-- Start --

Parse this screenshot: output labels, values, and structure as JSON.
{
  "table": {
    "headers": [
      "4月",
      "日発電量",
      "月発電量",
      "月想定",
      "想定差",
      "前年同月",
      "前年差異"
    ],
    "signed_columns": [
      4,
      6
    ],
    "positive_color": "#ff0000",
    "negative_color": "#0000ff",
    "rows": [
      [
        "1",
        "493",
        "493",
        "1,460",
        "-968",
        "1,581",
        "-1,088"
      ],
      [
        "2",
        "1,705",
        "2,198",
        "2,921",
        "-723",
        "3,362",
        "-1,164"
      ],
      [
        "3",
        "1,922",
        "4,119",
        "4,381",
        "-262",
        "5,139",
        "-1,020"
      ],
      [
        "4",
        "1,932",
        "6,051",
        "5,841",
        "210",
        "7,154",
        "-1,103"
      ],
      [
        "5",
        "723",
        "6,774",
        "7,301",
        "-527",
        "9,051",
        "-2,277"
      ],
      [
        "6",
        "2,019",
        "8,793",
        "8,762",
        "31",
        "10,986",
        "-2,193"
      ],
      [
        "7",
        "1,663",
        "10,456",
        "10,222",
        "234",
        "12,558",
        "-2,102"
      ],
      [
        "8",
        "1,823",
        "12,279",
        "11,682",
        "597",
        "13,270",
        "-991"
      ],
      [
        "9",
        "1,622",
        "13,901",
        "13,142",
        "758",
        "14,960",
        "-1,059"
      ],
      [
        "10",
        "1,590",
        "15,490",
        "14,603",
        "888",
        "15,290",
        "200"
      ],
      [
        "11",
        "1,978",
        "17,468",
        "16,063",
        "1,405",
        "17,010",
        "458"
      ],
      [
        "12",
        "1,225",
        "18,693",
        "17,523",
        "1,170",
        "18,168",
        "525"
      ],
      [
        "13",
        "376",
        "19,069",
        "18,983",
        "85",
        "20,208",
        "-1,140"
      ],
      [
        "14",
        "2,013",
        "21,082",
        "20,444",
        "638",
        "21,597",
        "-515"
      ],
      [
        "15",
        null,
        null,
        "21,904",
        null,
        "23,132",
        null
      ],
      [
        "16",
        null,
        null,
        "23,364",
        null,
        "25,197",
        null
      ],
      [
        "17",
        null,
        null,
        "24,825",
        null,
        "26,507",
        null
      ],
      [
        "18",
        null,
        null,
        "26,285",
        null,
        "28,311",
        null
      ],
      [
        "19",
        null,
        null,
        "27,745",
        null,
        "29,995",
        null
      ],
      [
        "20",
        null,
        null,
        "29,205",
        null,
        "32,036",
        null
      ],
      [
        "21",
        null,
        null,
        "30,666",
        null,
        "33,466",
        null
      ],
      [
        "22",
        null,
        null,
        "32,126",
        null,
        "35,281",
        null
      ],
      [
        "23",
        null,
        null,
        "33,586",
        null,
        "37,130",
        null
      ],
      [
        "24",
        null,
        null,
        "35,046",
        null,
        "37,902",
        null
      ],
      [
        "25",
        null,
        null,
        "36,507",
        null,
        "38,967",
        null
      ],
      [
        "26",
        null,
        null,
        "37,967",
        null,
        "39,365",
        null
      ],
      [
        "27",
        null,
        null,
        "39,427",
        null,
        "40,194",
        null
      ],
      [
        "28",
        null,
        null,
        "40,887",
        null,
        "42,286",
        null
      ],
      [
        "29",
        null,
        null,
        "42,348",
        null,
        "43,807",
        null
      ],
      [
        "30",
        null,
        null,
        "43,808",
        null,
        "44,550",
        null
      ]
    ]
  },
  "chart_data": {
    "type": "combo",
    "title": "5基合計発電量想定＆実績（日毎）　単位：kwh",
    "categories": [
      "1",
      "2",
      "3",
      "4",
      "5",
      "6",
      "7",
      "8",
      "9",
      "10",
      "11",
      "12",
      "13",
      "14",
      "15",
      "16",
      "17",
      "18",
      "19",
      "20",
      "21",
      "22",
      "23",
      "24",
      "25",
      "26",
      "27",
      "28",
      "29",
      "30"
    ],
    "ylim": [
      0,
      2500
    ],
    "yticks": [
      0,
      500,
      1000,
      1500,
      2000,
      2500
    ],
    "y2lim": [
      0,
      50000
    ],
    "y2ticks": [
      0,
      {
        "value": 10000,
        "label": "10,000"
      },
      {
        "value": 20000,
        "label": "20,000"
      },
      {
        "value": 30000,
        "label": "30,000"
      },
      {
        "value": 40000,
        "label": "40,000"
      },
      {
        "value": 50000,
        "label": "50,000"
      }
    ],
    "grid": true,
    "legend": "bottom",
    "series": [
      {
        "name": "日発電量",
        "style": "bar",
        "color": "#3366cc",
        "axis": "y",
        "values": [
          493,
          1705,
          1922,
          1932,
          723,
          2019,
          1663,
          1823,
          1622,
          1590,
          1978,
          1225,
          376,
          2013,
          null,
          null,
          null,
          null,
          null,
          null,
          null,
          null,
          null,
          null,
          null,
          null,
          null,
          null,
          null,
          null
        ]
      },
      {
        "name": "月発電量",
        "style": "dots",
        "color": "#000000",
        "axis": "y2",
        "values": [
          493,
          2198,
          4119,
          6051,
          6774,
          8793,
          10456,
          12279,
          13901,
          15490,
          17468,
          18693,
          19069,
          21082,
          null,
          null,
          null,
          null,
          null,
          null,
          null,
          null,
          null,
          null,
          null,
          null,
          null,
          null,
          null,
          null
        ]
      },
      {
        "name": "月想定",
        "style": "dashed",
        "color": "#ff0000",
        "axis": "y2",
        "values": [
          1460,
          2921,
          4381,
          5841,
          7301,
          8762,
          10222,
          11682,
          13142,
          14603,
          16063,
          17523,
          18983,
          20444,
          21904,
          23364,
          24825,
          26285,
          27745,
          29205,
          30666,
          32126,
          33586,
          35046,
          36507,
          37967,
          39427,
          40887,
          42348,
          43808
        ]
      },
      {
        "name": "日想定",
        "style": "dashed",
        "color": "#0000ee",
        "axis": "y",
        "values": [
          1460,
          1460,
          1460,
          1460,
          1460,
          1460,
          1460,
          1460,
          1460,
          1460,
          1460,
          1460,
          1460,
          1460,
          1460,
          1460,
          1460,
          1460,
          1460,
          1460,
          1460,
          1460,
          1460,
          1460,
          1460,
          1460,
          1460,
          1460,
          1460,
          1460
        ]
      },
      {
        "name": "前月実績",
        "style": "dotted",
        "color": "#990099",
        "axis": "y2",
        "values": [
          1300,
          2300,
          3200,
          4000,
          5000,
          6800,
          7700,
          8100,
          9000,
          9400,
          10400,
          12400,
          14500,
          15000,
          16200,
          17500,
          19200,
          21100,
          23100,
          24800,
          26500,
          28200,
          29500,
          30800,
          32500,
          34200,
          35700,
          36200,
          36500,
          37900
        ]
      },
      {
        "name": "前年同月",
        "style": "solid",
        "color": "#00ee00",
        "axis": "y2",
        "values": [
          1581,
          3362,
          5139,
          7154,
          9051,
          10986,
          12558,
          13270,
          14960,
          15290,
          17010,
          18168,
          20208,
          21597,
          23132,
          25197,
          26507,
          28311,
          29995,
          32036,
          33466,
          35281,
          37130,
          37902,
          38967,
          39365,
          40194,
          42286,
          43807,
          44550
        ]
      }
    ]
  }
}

-- End --

Your task is to gather every line with the word "style" and copy it.

        "style": "bar",
        "style": "dots",
        "style": "dashed",
        "style": "dashed",
        "style": "dotted",
        "style": "solid",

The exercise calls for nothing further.